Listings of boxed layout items
* * *
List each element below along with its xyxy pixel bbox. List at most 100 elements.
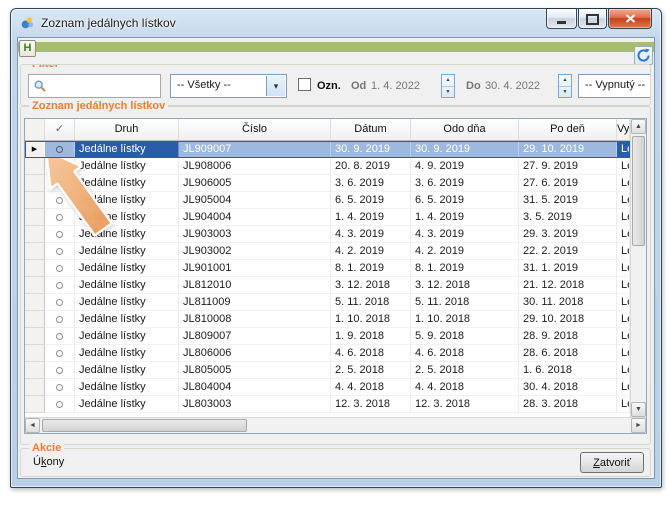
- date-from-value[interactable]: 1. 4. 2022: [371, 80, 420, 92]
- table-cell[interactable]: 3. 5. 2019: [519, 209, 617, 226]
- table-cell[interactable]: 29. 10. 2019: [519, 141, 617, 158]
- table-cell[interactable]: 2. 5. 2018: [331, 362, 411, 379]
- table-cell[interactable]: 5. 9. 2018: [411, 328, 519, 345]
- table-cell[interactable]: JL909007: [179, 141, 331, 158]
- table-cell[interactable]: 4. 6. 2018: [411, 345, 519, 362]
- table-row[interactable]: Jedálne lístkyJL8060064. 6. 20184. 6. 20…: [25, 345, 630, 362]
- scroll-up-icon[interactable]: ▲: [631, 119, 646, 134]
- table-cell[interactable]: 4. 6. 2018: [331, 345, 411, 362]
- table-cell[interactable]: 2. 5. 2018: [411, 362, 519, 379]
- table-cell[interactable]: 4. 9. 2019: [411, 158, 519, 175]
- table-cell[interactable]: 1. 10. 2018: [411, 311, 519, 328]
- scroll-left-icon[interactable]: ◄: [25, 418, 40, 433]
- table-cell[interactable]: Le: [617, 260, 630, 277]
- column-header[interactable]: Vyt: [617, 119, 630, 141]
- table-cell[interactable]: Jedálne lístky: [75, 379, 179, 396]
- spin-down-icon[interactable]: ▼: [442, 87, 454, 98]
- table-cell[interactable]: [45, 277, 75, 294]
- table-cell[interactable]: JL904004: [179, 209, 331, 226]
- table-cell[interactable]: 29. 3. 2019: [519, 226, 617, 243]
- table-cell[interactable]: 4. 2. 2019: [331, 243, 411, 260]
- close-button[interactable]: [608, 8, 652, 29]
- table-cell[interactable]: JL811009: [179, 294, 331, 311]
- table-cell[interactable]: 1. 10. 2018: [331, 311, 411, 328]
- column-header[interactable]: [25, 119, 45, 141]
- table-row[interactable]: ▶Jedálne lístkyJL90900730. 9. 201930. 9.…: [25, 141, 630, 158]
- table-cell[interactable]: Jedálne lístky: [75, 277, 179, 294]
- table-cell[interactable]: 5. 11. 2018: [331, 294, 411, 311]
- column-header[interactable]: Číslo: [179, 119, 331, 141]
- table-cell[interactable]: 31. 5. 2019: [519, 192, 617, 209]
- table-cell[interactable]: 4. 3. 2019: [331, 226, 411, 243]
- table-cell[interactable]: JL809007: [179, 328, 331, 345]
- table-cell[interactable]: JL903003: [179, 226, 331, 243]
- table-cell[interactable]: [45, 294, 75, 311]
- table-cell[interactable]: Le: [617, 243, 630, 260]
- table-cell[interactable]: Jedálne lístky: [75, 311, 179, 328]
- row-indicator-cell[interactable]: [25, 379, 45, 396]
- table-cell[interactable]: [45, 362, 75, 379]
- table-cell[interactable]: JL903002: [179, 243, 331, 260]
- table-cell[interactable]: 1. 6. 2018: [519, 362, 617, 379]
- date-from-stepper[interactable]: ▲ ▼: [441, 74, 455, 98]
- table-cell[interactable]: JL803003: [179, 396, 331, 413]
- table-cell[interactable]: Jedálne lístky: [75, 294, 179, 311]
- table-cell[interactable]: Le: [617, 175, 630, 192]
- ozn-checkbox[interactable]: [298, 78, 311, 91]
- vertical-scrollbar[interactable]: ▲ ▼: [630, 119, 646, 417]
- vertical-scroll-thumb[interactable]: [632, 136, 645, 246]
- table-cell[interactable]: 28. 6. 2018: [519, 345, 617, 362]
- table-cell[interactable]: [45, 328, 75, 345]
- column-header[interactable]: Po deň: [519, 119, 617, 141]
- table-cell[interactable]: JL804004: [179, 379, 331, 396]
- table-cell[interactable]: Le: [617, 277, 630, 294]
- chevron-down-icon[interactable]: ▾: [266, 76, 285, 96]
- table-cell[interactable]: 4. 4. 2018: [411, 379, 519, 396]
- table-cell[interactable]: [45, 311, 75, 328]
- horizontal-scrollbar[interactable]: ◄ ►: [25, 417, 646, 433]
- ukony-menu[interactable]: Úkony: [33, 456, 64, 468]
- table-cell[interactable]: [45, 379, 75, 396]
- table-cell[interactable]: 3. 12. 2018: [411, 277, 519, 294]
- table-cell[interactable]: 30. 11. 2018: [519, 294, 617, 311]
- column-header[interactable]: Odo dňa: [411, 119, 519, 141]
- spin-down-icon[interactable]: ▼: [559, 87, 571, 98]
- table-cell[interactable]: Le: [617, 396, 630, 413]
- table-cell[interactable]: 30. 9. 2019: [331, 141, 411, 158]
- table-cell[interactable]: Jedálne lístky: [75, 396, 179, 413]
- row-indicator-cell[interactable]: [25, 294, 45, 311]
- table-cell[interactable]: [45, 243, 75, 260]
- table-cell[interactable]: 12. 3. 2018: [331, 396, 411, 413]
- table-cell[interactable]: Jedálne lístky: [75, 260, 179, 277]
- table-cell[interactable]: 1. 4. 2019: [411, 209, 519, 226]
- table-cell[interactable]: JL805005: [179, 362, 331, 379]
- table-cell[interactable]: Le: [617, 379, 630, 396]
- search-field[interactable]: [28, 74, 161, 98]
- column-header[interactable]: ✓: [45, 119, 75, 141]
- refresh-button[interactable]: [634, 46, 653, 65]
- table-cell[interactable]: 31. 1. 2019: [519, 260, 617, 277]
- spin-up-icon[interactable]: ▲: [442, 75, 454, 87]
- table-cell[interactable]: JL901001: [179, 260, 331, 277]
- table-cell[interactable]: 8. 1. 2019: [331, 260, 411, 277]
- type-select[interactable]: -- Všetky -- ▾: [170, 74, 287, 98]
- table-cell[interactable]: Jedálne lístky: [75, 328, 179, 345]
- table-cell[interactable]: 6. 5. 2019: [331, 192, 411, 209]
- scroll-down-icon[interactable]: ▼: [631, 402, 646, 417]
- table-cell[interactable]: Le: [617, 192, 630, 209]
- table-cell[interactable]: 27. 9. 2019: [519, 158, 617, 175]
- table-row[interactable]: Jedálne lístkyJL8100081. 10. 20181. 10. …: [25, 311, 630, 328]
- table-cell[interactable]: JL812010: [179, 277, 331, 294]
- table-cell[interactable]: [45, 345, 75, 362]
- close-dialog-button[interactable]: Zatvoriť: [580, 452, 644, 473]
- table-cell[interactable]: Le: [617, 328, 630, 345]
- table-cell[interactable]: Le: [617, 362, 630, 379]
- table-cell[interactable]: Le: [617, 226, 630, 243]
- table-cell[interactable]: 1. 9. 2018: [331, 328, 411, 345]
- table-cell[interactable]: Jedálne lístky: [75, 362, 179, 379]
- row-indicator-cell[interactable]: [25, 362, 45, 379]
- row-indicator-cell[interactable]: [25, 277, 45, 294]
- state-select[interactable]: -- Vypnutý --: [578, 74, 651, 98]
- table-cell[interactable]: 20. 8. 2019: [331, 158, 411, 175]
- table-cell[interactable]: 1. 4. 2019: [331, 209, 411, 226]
* * *
■ WHAT YOU SHOULD DO
Copy every line of the listing above verbatim, leaving out the picture.

■ TASK RESULT
List each element below along with its xyxy pixel bbox. List at most 100 elements.
- date-from-value[interactable]: 1. 4. 2022: [371, 80, 420, 92]
- table-cell[interactable]: 3. 5. 2019: [519, 209, 617, 226]
- table-cell[interactable]: 29. 10. 2019: [519, 141, 617, 158]
- table-cell[interactable]: 2. 5. 2018: [331, 362, 411, 379]
- table-cell[interactable]: 5. 9. 2018: [411, 328, 519, 345]
- table-cell[interactable]: JL909007: [179, 141, 331, 158]
- table-cell[interactable]: 4. 6. 2018: [411, 345, 519, 362]
- table-row[interactable]: Jedálne lístkyJL8060064. 6. 20184. 6. 20…: [25, 345, 630, 362]
- scroll-up-icon[interactable]: ▲: [631, 119, 646, 134]
- table-cell[interactable]: 4. 6. 2018: [331, 345, 411, 362]
- table-cell[interactable]: 2. 5. 2018: [411, 362, 519, 379]
- table-cell[interactable]: 4. 9. 2019: [411, 158, 519, 175]
- table-cell[interactable]: 1. 10. 2018: [411, 311, 519, 328]
- scroll-left-icon[interactable]: ◄: [25, 418, 40, 433]
- table-cell[interactable]: Le: [617, 260, 630, 277]
- column-header[interactable]: Vyt: [617, 119, 630, 141]
- table-cell[interactable]: Jedálne lístky: [75, 379, 179, 396]
- spin-down-icon[interactable]: ▼: [442, 87, 454, 98]
- table-cell[interactable]: [45, 277, 75, 294]
- table-cell[interactable]: JL904004: [179, 209, 331, 226]
- table-cell[interactable]: 29. 3. 2019: [519, 226, 617, 243]
- table-cell[interactable]: 4. 2. 2019: [331, 243, 411, 260]
- close-button[interactable]: [608, 8, 652, 29]
- table-cell[interactable]: JL811009: [179, 294, 331, 311]
- table-cell[interactable]: 1. 10. 2018: [331, 311, 411, 328]
- column-header[interactable]: [25, 119, 45, 141]
- table-row[interactable]: ▶Jedálne lístkyJL90900730. 9. 201930. 9.…: [25, 141, 630, 158]
- table-cell[interactable]: Jedálne lístky: [75, 277, 179, 294]
- table-cell[interactable]: 5. 11. 2018: [331, 294, 411, 311]
- column-header[interactable]: Číslo: [179, 119, 331, 141]
- table-cell[interactable]: 31. 5. 2019: [519, 192, 617, 209]
- table-cell[interactable]: 4. 3. 2019: [331, 226, 411, 243]
- table-cell[interactable]: JL809007: [179, 328, 331, 345]
- table-cell[interactable]: JL903003: [179, 226, 331, 243]
- table-cell[interactable]: [45, 294, 75, 311]
- table-cell[interactable]: Le: [617, 243, 630, 260]
- table-cell[interactable]: Jedálne lístky: [75, 311, 179, 328]
- row-indicator-cell[interactable]: [25, 379, 45, 396]
- table-cell[interactable]: [45, 362, 75, 379]
- table-cell[interactable]: JL903002: [179, 243, 331, 260]
- table-cell[interactable]: 1. 6. 2018: [519, 362, 617, 379]
- date-from-stepper[interactable]: ▲ ▼: [441, 74, 455, 98]
- table-cell[interactable]: JL803003: [179, 396, 331, 413]
- table-cell[interactable]: Jedálne lístky: [75, 294, 179, 311]
- table-cell[interactable]: Le: [617, 175, 630, 192]
- ozn-checkbox[interactable]: [298, 78, 311, 91]
- vertical-scrollbar[interactable]: ▲ ▼: [630, 119, 646, 417]
- vertical-scroll-thumb[interactable]: [632, 136, 645, 246]
- table-cell[interactable]: 28. 6. 2018: [519, 345, 617, 362]
- table-cell[interactable]: [45, 328, 75, 345]
- column-header[interactable]: Po deň: [519, 119, 617, 141]
- table-cell[interactable]: JL804004: [179, 379, 331, 396]
- table-cell[interactable]: Le: [617, 277, 630, 294]
- chevron-down-icon[interactable]: ▾: [266, 76, 285, 96]
- table-cell[interactable]: 4. 4. 2018: [411, 379, 519, 396]
- table-cell[interactable]: [45, 311, 75, 328]
- horizontal-scrollbar[interactable]: ◄ ►: [25, 417, 646, 433]
- ukony-menu[interactable]: Úkony: [33, 456, 64, 468]
- table-cell[interactable]: [45, 379, 75, 396]
- table-cell[interactable]: 3. 12. 2018: [411, 277, 519, 294]
- table-cell[interactable]: 30. 11. 2018: [519, 294, 617, 311]
- column-header[interactable]: Odo dňa: [411, 119, 519, 141]
- spin-down-icon[interactable]: ▼: [559, 87, 571, 98]
- table-cell[interactable]: Le: [617, 396, 630, 413]
- table-cell[interactable]: 30. 9. 2019: [331, 141, 411, 158]
- table-cell[interactable]: Jedálne lístky: [75, 396, 179, 413]
- row-indicator-cell[interactable]: [25, 294, 45, 311]
- table-cell[interactable]: [45, 243, 75, 260]
- table-cell[interactable]: 12. 3. 2018: [331, 396, 411, 413]
- table-cell[interactable]: Jedálne lístky: [75, 260, 179, 277]
- table-cell[interactable]: 1. 4. 2019: [411, 209, 519, 226]
- table-cell[interactable]: JL805005: [179, 362, 331, 379]
- table-cell[interactable]: Le: [617, 379, 630, 396]
- search-field[interactable]: [28, 74, 161, 98]
- column-header[interactable]: ✓: [45, 119, 75, 141]
- refresh-button[interactable]: [634, 46, 653, 65]
- table-cell[interactable]: 31. 1. 2019: [519, 260, 617, 277]
- spin-up-icon[interactable]: ▲: [442, 75, 454, 87]
- table-cell[interactable]: JL901001: [179, 260, 331, 277]
- table-cell[interactable]: 8. 1. 2019: [331, 260, 411, 277]
- type-select[interactable]: -- Všetky -- ▾: [170, 74, 287, 98]
- table-cell[interactable]: Jedálne lístky: [75, 328, 179, 345]
- table-cell[interactable]: 6. 5. 2019: [331, 192, 411, 209]
- scroll-down-icon[interactable]: ▼: [631, 402, 646, 417]
- table-cell[interactable]: Le: [617, 192, 630, 209]
- table-cell[interactable]: 27. 9. 2019: [519, 158, 617, 175]
- table-row[interactable]: Jedálne lístkyJL8100081. 10. 20181. 10. …: [25, 311, 630, 328]
- table-cell[interactable]: JL812010: [179, 277, 331, 294]
- table-cell[interactable]: [45, 345, 75, 362]
- close-dialog-button[interactable]: Zatvoriť: [580, 452, 644, 473]
- table-cell[interactable]: Le: [617, 328, 630, 345]
- table-cell[interactable]: Le: [617, 362, 630, 379]
- table-cell[interactable]: Le: [617, 226, 630, 243]
- table-cell[interactable]: 1. 9. 2018: [331, 328, 411, 345]
- table-cell[interactable]: Jedálne lístky: [75, 362, 179, 379]
- row-indicator-cell[interactable]: [25, 362, 45, 379]
- row-indicator-cell[interactable]: [25, 277, 45, 294]
- state-select[interactable]: -- Vypnutý --: [578, 74, 651, 98]
- table-cell[interactable]: 20. 8. 2019: [331, 158, 411, 175]
- table-cell[interactable]: 1. 4. 2019: [331, 209, 411, 226]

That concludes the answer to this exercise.